Skip the pictures and quote all of the lines exactly.

SOURCE DATA
'''

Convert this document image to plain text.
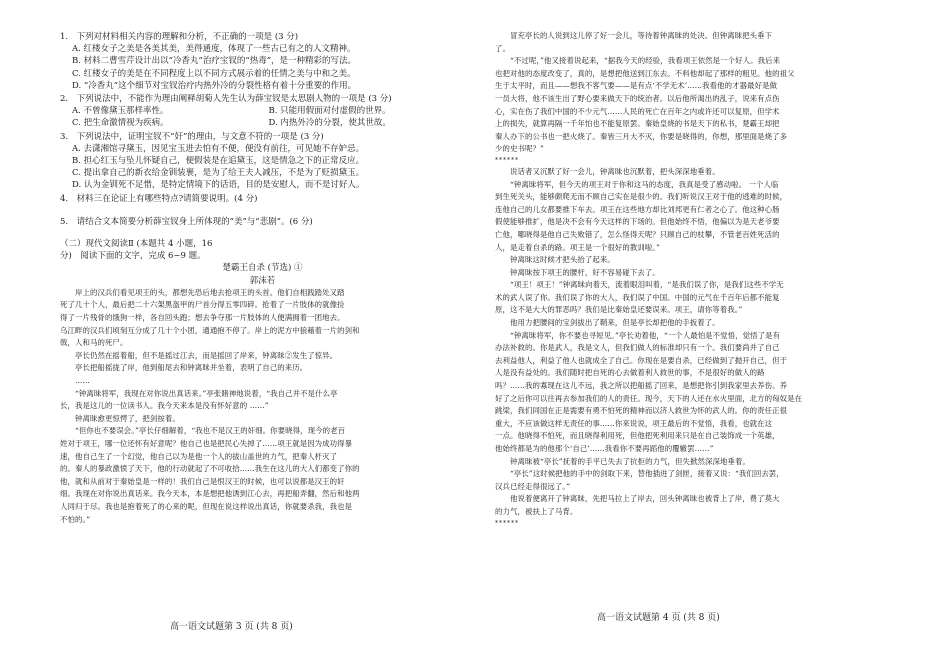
1.　下列对材料相关内容的理解和分析，不正确的一项是 (3 分)
A. 红楼女子之美是各美其美，美得通度，体现了一些古已有之的人文精神。
B. 材料二曹雪芹设计出以“冷香丸”治疗宝钗的“热毒”，是一种精彩的写法。
C. 红楼女子的美是在不同程度上以不同方式展示着的任情之美与中和之美。
D. “冷香丸”这个细节对宝钗治疗内热外冷的分裂性格有着十分重要的作用。
2.　下列说法中，不能作为理由阐释胡菊人先生认为薛宝钗是太思剧人物的一项是 (3 分)
A. 不曾像黛玉那样率性。	B. 只能用假面对付虚假的世界。
C. 把生命激情视为疾病。	D. 内热外冷的分裂，使其世故。
3.　下列说法中，证明宝钗不“奸”的理由，与文意不符的一项是 (3 分)
A. 去潇湘馆寻黛玉，因见宝玉进去怕有不便，便没有前往，可见她不存妒忌。
B. 担心红玉与坠儿怀疑自己，便假装是在追黛玉，这是情急之下的正常反应。
C. 提出拿自己的新衣给金钏装裹，是为了给王夫人减压，不是为了贬损黛玉。
D. 认为金钏死不足惜，是特定情境下的话语，目的是安慰人，而不是讨好人。
4.　材料三在论证上有哪些特点?请简要说明。(4 分)
5.　请结合文本简要分析薛宝钗身上所体现的“美”与“悲剧”。(6 分)
（二）现代文阅读Ⅱ (本题共 4 小题，16
分)　阅读下面的文字，完成 6~9 题。
楚霸王自杀 (节选) ①
郭沫若
　　岸上的汉兵们看见项王的头，都想先恐后地去抢项王的头首。他们自相践踏处又踏
死了几十个人，最后把二十六架黑盔甲的尸首分得五零四碎。抢着了一片肢体的就像捡
得了一片残骨的饿狗一样，各自回头跑；想去争夺那一片肢体的人便满拥着一团地去。
乌江畔的汉兵们顷刻互分成了几十个小团，通通抱不停了。岸上的泥方中狼藉着一片的剑和
戟，人和马的死尸。
　　亭长仍然在摇着船，但不是摇过江去，而是摇回了岸来，钟离昧②发生了惊异。
　　亭长把船摇拢了岸，他到船尾去和钟离昧并坐着，表明了自己的来历。
　　……
　　“钟离昧将军，我现在对你说出真话来。”亭张睹神地说着，“我自己并不是什么亭
长，我是这儿的一位读书人。我今天来本是没有怀好意的 ……”
　　钟离昧愈更惊愕了，把剑按着。
　　“但你也不要误会。”亭长仔细解着，“我也不是汉王的奸细。你要晓得，现今的老百
姓对于项王，哪一位还怀有好意呢？他自己也是把民心失掉了……项王就是因为成功得暴
速，他自己生了一个幻觉，他自己以为是他一个人的拔山盖世的力气，把秦人杆灭了
的。秦人的暴政激愤了天下，他的行动就起了不可收拾……我生在这儿的大人们都变了你的
他，就和从前对于秦始皇是一样的！我们自己是恨汉王的时候，也可以说都是汉王的奸
细。我现在对你说出真话来。我今天本，本是想把他诱到江心去，再把船弄翻，然后和他两
人同归于尽。我也是抱着死了的心来的呢，但现在说这样说出真话，你就要杀我，我也是
不怕的。”
　　冒充亭长的人说到这儿停了好一会儿，等待着钟离昧的处决。但钟离昧把头垂下
了。
　　“不过呢，”他又接着说起来，“据我今天的经验，我看项王依然是一个好人。我后来
也把对他的态度改变了，真的，是想把他送到江东去。不料他却起了那样的粗见。他的祖父
生于太平时，而且——想我不客气要——是有点‘不学无术’……我看他的才器最好是做
一员大将，他不该生出了野心要来做天下的统治者。以后他所渴出的乱子，说来有点伤
心，实在伤了我们中国的不少元气……人民的死亡在百年之内或许还可以复原，但学术
上的损失，就算再隔一千年怕也不能复原罢。秦始皇烧的书是天下的私书，楚霸王却把
秦人办下的公书也一把火烧了。秦皆三月大不灭，你要是晓得的，你想，那里面是烧了多
少的史书呢？”
******
　　说话者又沉默了好一会儿，钟离昧也沉默着，把头深深地垂着。
　　“钟离昧将军，但今天的项王对于你和这马的态度，我真是受了感动啦。 一个人临
到生死关头，能够颇爬无而不顾自己实在是很少的。我们听说汉王对于他的逃难的时候，
连他自己的儿女都要推下车去。项王在这些地方却比刘邦更有仁者之心了。他这种心肠
假使能够推扩，他是决不会有今天这样的下场的。但他始终不悟，他偏以为是天老爷要
亡他，哪晓得是他自己失败错了，怎么怪得天呢？只顾自己的杖攀，不管老百姓死活的
人，是走着自杀的路。项王是一个很好的教训啦。”
　　钟离昧这时候才把头抬了起来。
　　钟离昧按下项王的腰杆，好不容易碰下去了。
　　“项王！项王！”钟离昧向着天，流着眼泪叫着，“是我们误了你，是我们这些不学无
术的武人误了你。我们误了你的大人，我们误了中国。中国的元气在千百年后都不能复
原，这不是大大的罪恶吗？我们是比秦始皇还要误来。项王，请你等着我。”
　　他用力把腰间的宝剑拔出了鞘来，但是亭长却把他的手扳着了。
　　“钟离昧将军，你不要也寻短见。”亭长劝着他，“一个人最怕是不觉悟，觉悟了是有
办法补救的。你是武人，我是文人，但我们做人的标准却只有一个。我们要尚并了自己
去利益他人，利益了他人也就成全了自己。你现在是要自杀，已经做到了抛开自己，但于
人是没有益处的。我们随时把自死的心去做着利人救世的事，不是很好的做人的路
吗？……我的寡现在这儿不远，我之所以把船摇了回来，是想把你引到我家里去养伤。养
好了之后你可以往再去参加我们的人的责任。现今，天下的人还在水火里面，北方的匈奴是在
跳梁，我们同国在正是需要有勇不怕死的精神而以济人救世为怀的武人的。你的责任正很
重大，不应该做这样无责任的事……你来说说，项王最后的不觉悟，我看，也就在这
一点。他晓得不怕死，而且晓得利用死，但他把死利用来只是在自己装饰成一个英雄，
他始终都是为的他那个‘自己’……我看你不要再蹈他的覆辙罢……”
　　钟离昧被“亭长”抚着的手平已失去了抗拒的力气，但失掀然深深地垂着。
　　“亭长”这时候把他的手中的剑取下来，替他插进了剑匣，接着又说：“我们回去罢，
汉兵已经走得很远了。”
　　他说着便离开了钟离昧，先把马拉上了岸去，回头钟离昧也被背上了岸，费了莫大
的力气，被扶上了马背。
******
高一语文试题第 3 页 (共 8 页)
高一语文试题第 4 页 (共 8 页)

'''

CORRECT RESPONSE
Convert this document image to plain text.
1.　下列对材料相关内容的理解和分析，不正确的一项是 (3 分)
A. 红楼女子之美是各美其美，美得通度，体现了一些古已有之的人文精神。
B. 材料二曹雪芹设计出以“冷香丸”治疗宝钗的“热毒”，是一种精彩的写法。
C. 红楼女子的美是在不同程度上以不同方式展示着的任情之美与中和之美。
D. “冷香丸”这个细节对宝钗治疗内热外冷的分裂性格有着十分重要的作用。
2.　下列说法中，不能作为理由阐释胡菊人先生认为薛宝钗是太思剧人物的一项是 (3 分)
A. 不曾像黛玉那样率性。	B. 只能用假面对付虚假的世界。
C. 把生命激情视为疾病。	D. 内热外冷的分裂，使其世故。
3.　下列说法中，证明宝钗不“奸”的理由，与文意不符的一项是 (3 分)
A. 去潇湘馆寻黛玉，因见宝玉进去怕有不便，便没有前往，可见她不存妒忌。
B. 担心红玉与坠儿怀疑自己，便假装是在追黛玉，这是情急之下的正常反应。
C. 提出拿自己的新衣给金钏装裹，是为了给王夫人减压，不是为了贬损黛玉。
D. 认为金钏死不足惜，是特定情境下的话语，目的是安慰人，而不是讨好人。
4.　材料三在论证上有哪些特点?请简要说明。(4 分)
5.　请结合文本简要分析薛宝钗身上所体现的“美”与“悲剧”。(6 分)
（二）现代文阅读Ⅱ (本题共 4 小题，16
分)　阅读下面的文字，完成 6~9 题。
楚霸王自杀 (节选) ①
郭沫若
　　岸上的汉兵们看见项王的头，都想先恐后地去抢项王的头首。他们自相践踏处又踏
死了几十个人，最后把二十六架黑盔甲的尸首分得五零四碎。抢着了一片肢体的就像捡
得了一片残骨的饿狗一样，各自回头跑；想去争夺那一片肢体的人便满拥着一团地去。
乌江畔的汉兵们顷刻互分成了几十个小团，通通抱不停了。岸上的泥方中狼藉着一片的剑和
戟，人和马的死尸。
　　亭长仍然在摇着船，但不是摇过江去，而是摇回了岸来，钟离昧②发生了惊异。
　　亭长把船摇拢了岸，他到船尾去和钟离昧并坐着，表明了自己的来历。
　　……
　　“钟离昧将军，我现在对你说出真话来。”亭张睹神地说着，“我自己并不是什么亭
长，我是这儿的一位读书人。我今天来本是没有怀好意的 ……”
　　钟离昧愈更惊愕了，把剑按着。
　　“但你也不要误会。”亭长仔细解着，“我也不是汉王的奸细。你要晓得，现今的老百
姓对于项王，哪一位还怀有好意呢？他自己也是把民心失掉了……项王就是因为成功得暴
速，他自己生了一个幻觉，他自己以为是他一个人的拔山盖世的力气，把秦人杆灭了
的。秦人的暴政激愤了天下，他的行动就起了不可收拾……我生在这儿的大人们都变了你的
他，就和从前对于秦始皇是一样的！我们自己是恨汉王的时候，也可以说都是汉王的奸
细。我现在对你说出真话来。我今天本，本是想把他诱到江心去，再把船弄翻，然后和他两
人同归于尽。我也是抱着死了的心来的呢，但现在说这样说出真话，你就要杀我，我也是
不怕的。”
　　冒充亭长的人说到这儿停了好一会儿，等待着钟离昧的处决。但钟离昧把头垂下
了。
　　“不过呢，”他又接着说起来，“据我今天的经验，我看项王依然是一个好人。我后来
也把对他的态度改变了，真的，是想把他送到江东去。不料他却起了那样的粗见。他的祖父
生于太平时，而且——想我不客气要——是有点‘不学无术’……我看他的才器最好是做
一员大将，他不该生出了野心要来做天下的统治者。以后他所渴出的乱子，说来有点伤
心，实在伤了我们中国的不少元气……人民的死亡在百年之内或许还可以复原，但学术
上的损失，就算再隔一千年怕也不能复原罢。秦始皇烧的书是天下的私书，楚霸王却把
秦人办下的公书也一把火烧了。秦皆三月大不灭，你要是晓得的，你想，那里面是烧了多
少的史书呢？”
******
　　说话者又沉默了好一会儿，钟离昧也沉默着，把头深深地垂着。
　　“钟离昧将军，但今天的项王对于你和这马的态度，我真是受了感动啦。 一个人临
到生死关头，能够颇爬无而不顾自己实在是很少的。我们听说汉王对于他的逃难的时候，
连他自己的儿女都要推下车去。项王在这些地方却比刘邦更有仁者之心了。他这种心肠
假使能够推扩，他是决不会有今天这样的下场的。但他始终不悟，他偏以为是天老爷要
亡他，哪晓得是他自己失败错了，怎么怪得天呢？只顾自己的杖攀，不管老百姓死活的
人，是走着自杀的路。项王是一个很好的教训啦。”
　　钟离昧这时候才把头抬了起来。
　　钟离昧按下项王的腰杆，好不容易碰下去了。
　　“项王！项王！”钟离昧向着天，流着眼泪叫着，“是我们误了你，是我们这些不学无
术的武人误了你。我们误了你的大人，我们误了中国。中国的元气在千百年后都不能复
原，这不是大大的罪恶吗？我们是比秦始皇还要误来。项王，请你等着我。”
　　他用力把腰间的宝剑拔出了鞘来，但是亭长却把他的手扳着了。
　　“钟离昧将军，你不要也寻短见。”亭长劝着他，“一个人最怕是不觉悟，觉悟了是有
办法补救的。你是武人，我是文人，但我们做人的标准却只有一个。我们要尚并了自己
去利益他人，利益了他人也就成全了自己。你现在是要自杀，已经做到了抛开自己，但于
人是没有益处的。我们随时把自死的心去做着利人救世的事，不是很好的做人的路
吗？……我的寡现在这儿不远，我之所以把船摇了回来，是想把你引到我家里去养伤。养
好了之后你可以往再去参加我们的人的责任。现今，天下的人还在水火里面，北方的匈奴是在
跳梁，我们同国在正是需要有勇不怕死的精神而以济人救世为怀的武人的。你的责任正很
重大，不应该做这样无责任的事……你来说说，项王最后的不觉悟，我看，也就在这
一点。他晓得不怕死，而且晓得利用死，但他把死利用来只是在自己装饰成一个英雄，
他始终都是为的他那个‘自己’……我看你不要再蹈他的覆辙罢……”
　　钟离昧被“亭长”抚着的手平已失去了抗拒的力气，但失掀然深深地垂着。
　　“亭长”这时候把他的手中的剑取下来，替他插进了剑匣，接着又说：“我们回去罢，
汉兵已经走得很远了。”
　　他说着便离开了钟离昧，先把马拉上了岸去，回头钟离昧也被背上了岸，费了莫大
的力气，被扶上了马背。
******
高一语文试题第 3 页 (共 8 页)
高一语文试题第 4 页 (共 8 页)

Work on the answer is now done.